• [EXERCISE]
Copy out all the records, word for word.

• [DATA EXTRACT]
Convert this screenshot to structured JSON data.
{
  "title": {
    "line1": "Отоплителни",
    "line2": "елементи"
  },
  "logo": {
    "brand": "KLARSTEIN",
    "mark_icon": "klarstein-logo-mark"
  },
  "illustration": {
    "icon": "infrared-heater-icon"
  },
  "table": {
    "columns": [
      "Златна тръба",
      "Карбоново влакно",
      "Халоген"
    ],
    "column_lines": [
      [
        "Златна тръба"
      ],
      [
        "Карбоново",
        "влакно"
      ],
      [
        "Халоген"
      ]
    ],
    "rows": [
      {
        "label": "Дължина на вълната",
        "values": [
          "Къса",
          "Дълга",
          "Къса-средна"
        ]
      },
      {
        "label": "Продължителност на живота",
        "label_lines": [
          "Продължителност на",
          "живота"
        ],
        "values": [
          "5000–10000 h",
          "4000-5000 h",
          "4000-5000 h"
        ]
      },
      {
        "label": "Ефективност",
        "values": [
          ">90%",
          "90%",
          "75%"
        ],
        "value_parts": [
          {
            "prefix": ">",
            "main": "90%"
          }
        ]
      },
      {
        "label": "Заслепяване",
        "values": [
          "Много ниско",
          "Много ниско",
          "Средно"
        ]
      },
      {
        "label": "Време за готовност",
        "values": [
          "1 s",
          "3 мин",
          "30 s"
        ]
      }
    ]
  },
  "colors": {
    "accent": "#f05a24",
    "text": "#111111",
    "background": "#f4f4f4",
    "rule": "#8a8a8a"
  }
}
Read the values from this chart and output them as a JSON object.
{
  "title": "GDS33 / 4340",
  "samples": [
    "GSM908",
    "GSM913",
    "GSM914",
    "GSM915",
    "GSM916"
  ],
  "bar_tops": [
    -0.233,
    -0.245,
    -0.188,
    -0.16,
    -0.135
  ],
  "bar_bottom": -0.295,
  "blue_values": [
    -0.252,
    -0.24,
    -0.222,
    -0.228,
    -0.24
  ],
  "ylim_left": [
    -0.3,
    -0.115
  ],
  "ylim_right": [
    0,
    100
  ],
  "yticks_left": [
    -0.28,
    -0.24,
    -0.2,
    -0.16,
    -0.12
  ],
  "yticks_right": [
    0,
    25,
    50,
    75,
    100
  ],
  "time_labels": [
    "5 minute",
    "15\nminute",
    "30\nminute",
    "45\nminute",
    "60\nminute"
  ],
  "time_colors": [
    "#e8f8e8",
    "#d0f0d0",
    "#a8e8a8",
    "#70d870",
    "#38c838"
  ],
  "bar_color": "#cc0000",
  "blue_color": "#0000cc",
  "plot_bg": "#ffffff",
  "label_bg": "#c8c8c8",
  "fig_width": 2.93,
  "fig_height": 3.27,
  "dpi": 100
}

• [SOLUTION TO THE EXERCISE]
Convert this screenshot to structured JSON data.
{
  "title": {
    "line1": "Отоплителни",
    "line2": "елементи"
  },
  "logo": {
    "brand": "KLARSTEIN",
    "mark_icon": "klarstein-logo-mark"
  },
  "illustration": {
    "icon": "infrared-heater-icon"
  },
  "table": {
    "columns": [
      "Златна тръба",
      "Карбоново влакно",
      "Халоген"
    ],
    "column_lines": [
      [
        "Златна тръба"
      ],
      [
        "Карбоново",
        "влакно"
      ],
      [
        "Халоген"
      ]
    ],
    "rows": [
      {
        "label": "Дължина на вълната",
        "values": [
          "Къса",
          "Дълга",
          "Къса-средна"
        ]
      },
      {
        "label": "Продължителност на живота",
        "label_lines": [
          "Продължителност на",
          "живота"
        ],
        "values": [
          "5000–10000 h",
          "4000-5000 h",
          "4000-5000 h"
        ]
      },
      {
        "label": "Ефективност",
        "values": [
          ">90%",
          "90%",
          "75%"
        ],
        "value_parts": [
          {
            "prefix": ">",
            "main": "90%"
          }
        ]
      },
      {
        "label": "Заслепяване",
        "values": [
          "Много ниско",
          "Много ниско",
          "Средно"
        ]
      },
      {
        "label": "Време за готовност",
        "values": [
          "1 s",
          "3 мин",
          "30 s"
        ]
      }
    ]
  },
  "colors": {
    "accent": "#f05a24",
    "text": "#111111",
    "background": "#f4f4f4",
    "rule": "#8a8a8a"
  }
}
Read the values from this chart and output them as a JSON object.
{
  "title": "GDS33 / 4340",
  "samples": [
    "GSM908",
    "GSM913",
    "GSM914",
    "GSM915",
    "GSM916"
  ],
  "bar_tops": [
    -0.233,
    -0.245,
    -0.188,
    -0.16,
    -0.135
  ],
  "bar_bottom": -0.295,
  "blue_values": [
    -0.252,
    -0.24,
    -0.222,
    -0.228,
    -0.24
  ],
  "ylim_left": [
    -0.3,
    -0.115
  ],
  "ylim_right": [
    0,
    100
  ],
  "yticks_left": [
    -0.28,
    -0.24,
    -0.2,
    -0.16,
    -0.12
  ],
  "yticks_right": [
    0,
    25,
    50,
    75,
    100
  ],
  "time_labels": [
    "5 minute",
    "15\nminute",
    "30\nminute",
    "45\nminute",
    "60\nminute"
  ],
  "time_colors": [
    "#e8f8e8",
    "#d0f0d0",
    "#a8e8a8",
    "#70d870",
    "#38c838"
  ],
  "bar_color": "#cc0000",
  "blue_color": "#0000cc",
  "plot_bg": "#ffffff",
  "label_bg": "#c8c8c8",
  "fig_width": 2.93,
  "fig_height": 3.27,
  "dpi": 100
}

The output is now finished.